Extracted records:
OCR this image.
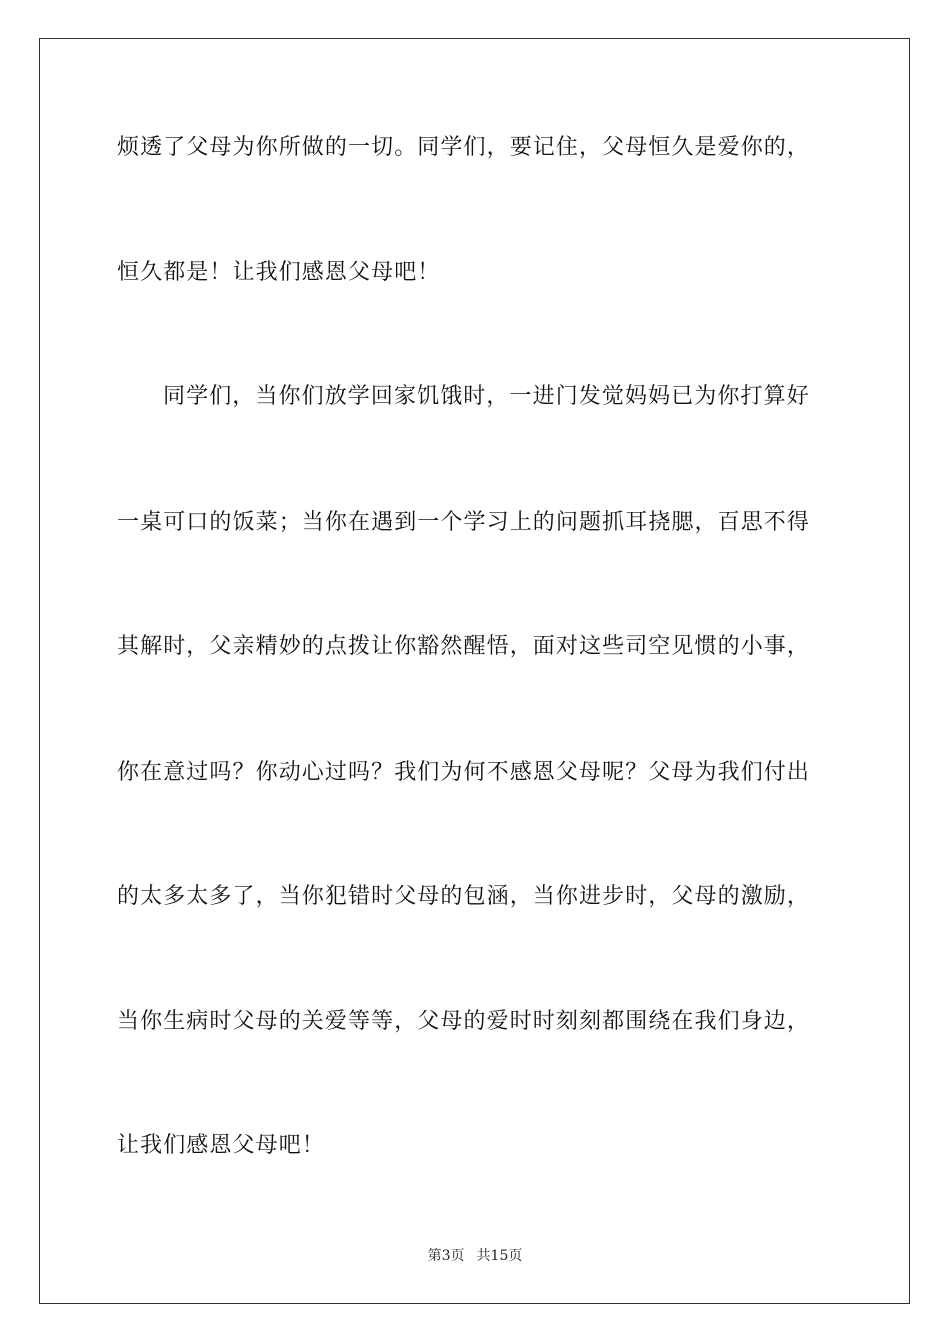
烦透了父母为你所做的一切。同学们，要记住，父母恒久是爱你的，
恒久都是！让我们感恩父母吧！
同学们，当你们放学回家饥饿时，一进门发觉妈妈已为你打算好
一桌可口的饭菜；当你在遇到一个学习上的问题抓耳挠腮，百思不得
其解时，父亲精妙的点拨让你豁然醒悟，面对这些司空见惯的小事，
你在意过吗？你动心过吗？我们为何不感恩父母呢？父母为我们付出
的太多太多了，当你犯错时父母的包涵，当你进步时，父母的激励，
当你生病时父母的关爱等等，父母的爱时时刻刻都围绕在我们身边，
让我们感恩父母吧！
第3页 共15页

Aim of the exercise: Copy each line in full and exactly, omitting any picture.

Answer:
OCR this image.
烦透了父母为你所做的一切。同学们，要记住，父母恒久是爱你的，
恒久都是！让我们感恩父母吧！
同学们，当你们放学回家饥饿时，一进门发觉妈妈已为你打算好
一桌可口的饭菜；当你在遇到一个学习上的问题抓耳挠腮，百思不得
其解时，父亲精妙的点拨让你豁然醒悟，面对这些司空见惯的小事，
你在意过吗？你动心过吗？我们为何不感恩父母呢？父母为我们付出
的太多太多了，当你犯错时父母的包涵，当你进步时，父母的激励，
当你生病时父母的关爱等等，父母的爱时时刻刻都围绕在我们身边，
让我们感恩父母吧！
第3页 共15页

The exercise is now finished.